*TASK DETAILS*. Among the lines below, how many carry the string "Directeur"? Reply with a number and nothing else.

Data extracted from a collection:
---+---
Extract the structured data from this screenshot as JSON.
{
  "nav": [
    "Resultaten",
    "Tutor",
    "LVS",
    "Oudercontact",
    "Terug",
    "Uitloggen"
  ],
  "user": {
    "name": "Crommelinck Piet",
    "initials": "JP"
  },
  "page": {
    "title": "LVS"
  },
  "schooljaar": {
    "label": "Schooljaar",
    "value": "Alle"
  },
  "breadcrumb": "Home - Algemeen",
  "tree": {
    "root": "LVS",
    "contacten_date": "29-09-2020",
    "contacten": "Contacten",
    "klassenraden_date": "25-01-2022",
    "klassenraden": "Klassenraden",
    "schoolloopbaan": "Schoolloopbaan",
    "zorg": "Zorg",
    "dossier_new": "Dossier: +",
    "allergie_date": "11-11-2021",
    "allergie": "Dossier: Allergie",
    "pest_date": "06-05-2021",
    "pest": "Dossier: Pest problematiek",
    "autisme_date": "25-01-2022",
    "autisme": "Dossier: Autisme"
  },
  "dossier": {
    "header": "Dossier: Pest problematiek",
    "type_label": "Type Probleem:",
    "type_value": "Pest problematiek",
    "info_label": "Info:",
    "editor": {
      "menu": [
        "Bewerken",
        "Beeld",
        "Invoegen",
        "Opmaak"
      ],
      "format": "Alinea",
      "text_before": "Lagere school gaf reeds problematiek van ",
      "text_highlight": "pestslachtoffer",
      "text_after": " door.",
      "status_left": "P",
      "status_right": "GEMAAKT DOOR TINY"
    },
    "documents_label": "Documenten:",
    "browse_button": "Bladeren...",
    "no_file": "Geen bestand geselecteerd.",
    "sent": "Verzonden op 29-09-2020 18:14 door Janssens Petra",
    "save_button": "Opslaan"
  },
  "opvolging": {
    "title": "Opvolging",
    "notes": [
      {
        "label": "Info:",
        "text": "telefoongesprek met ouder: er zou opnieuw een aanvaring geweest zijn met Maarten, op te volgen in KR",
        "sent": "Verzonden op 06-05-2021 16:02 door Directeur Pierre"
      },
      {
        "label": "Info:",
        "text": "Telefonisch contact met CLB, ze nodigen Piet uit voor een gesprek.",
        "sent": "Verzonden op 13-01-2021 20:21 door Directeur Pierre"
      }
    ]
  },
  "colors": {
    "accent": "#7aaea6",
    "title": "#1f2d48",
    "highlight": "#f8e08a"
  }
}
---+---
*RESULT FOR THIS EXERCISE*. 2